◆ Directions for this task ◆
Print the records below word for word, but leave out the pictures.

◆ Records for the exercise ◆

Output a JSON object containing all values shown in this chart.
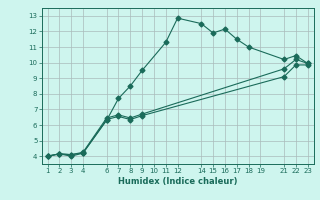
{
  "title": "",
  "xlabel": "Humidex (Indice chaleur)",
  "bg_color": "#cef5ee",
  "grid_color": "#aabbbb",
  "line_color": "#1a6b5a",
  "xlim": [
    0.5,
    23.5
  ],
  "ylim": [
    3.5,
    13.5
  ],
  "xticks": [
    1,
    2,
    3,
    4,
    6,
    7,
    8,
    9,
    10,
    11,
    12,
    14,
    15,
    16,
    17,
    18,
    19,
    21,
    22,
    23
  ],
  "yticks": [
    4,
    5,
    6,
    7,
    8,
    9,
    10,
    11,
    12,
    13
  ],
  "line1_x": [
    1,
    2,
    3,
    4,
    6,
    7,
    8,
    9,
    11,
    12,
    14,
    15,
    16,
    17,
    18,
    21,
    22,
    23
  ],
  "line1_y": [
    4.0,
    4.15,
    4.0,
    4.2,
    6.3,
    7.7,
    8.5,
    9.5,
    11.3,
    12.85,
    12.5,
    11.9,
    12.15,
    11.5,
    11.0,
    10.2,
    10.45,
    9.95
  ],
  "line2_x": [
    1,
    2,
    3,
    4,
    6,
    7,
    8,
    9,
    21,
    22,
    23
  ],
  "line2_y": [
    4.0,
    4.15,
    4.1,
    4.2,
    6.35,
    6.55,
    6.35,
    6.6,
    9.1,
    9.85,
    9.85
  ],
  "line3_x": [
    1,
    2,
    3,
    4,
    6,
    7,
    8,
    9,
    21,
    22,
    23
  ],
  "line3_y": [
    4.0,
    4.15,
    4.1,
    4.25,
    6.45,
    6.65,
    6.45,
    6.7,
    9.6,
    10.2,
    9.95
  ],
  "marker_size": 2.5,
  "line_width": 0.8,
  "tick_fontsize": 5.0,
  "label_fontsize": 6.0
}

◆ Answer for this exercise ◆
Output a JSON object containing all values shown in this chart.
{
  "title": "",
  "xlabel": "Humidex (Indice chaleur)",
  "bg_color": "#cef5ee",
  "grid_color": "#aabbbb",
  "line_color": "#1a6b5a",
  "xlim": [
    0.5,
    23.5
  ],
  "ylim": [
    3.5,
    13.5
  ],
  "xticks": [
    1,
    2,
    3,
    4,
    6,
    7,
    8,
    9,
    10,
    11,
    12,
    14,
    15,
    16,
    17,
    18,
    19,
    21,
    22,
    23
  ],
  "yticks": [
    4,
    5,
    6,
    7,
    8,
    9,
    10,
    11,
    12,
    13
  ],
  "line1_x": [
    1,
    2,
    3,
    4,
    6,
    7,
    8,
    9,
    11,
    12,
    14,
    15,
    16,
    17,
    18,
    21,
    22,
    23
  ],
  "line1_y": [
    4.0,
    4.15,
    4.0,
    4.2,
    6.3,
    7.7,
    8.5,
    9.5,
    11.3,
    12.85,
    12.5,
    11.9,
    12.15,
    11.5,
    11.0,
    10.2,
    10.45,
    9.95
  ],
  "line2_x": [
    1,
    2,
    3,
    4,
    6,
    7,
    8,
    9,
    21,
    22,
    23
  ],
  "line2_y": [
    4.0,
    4.15,
    4.1,
    4.2,
    6.35,
    6.55,
    6.35,
    6.6,
    9.1,
    9.85,
    9.85
  ],
  "line3_x": [
    1,
    2,
    3,
    4,
    6,
    7,
    8,
    9,
    21,
    22,
    23
  ],
  "line3_y": [
    4.0,
    4.15,
    4.1,
    4.25,
    6.45,
    6.65,
    6.45,
    6.7,
    9.6,
    10.2,
    9.95
  ],
  "marker_size": 2.5,
  "line_width": 0.8,
  "tick_fontsize": 5.0,
  "label_fontsize": 6.0
}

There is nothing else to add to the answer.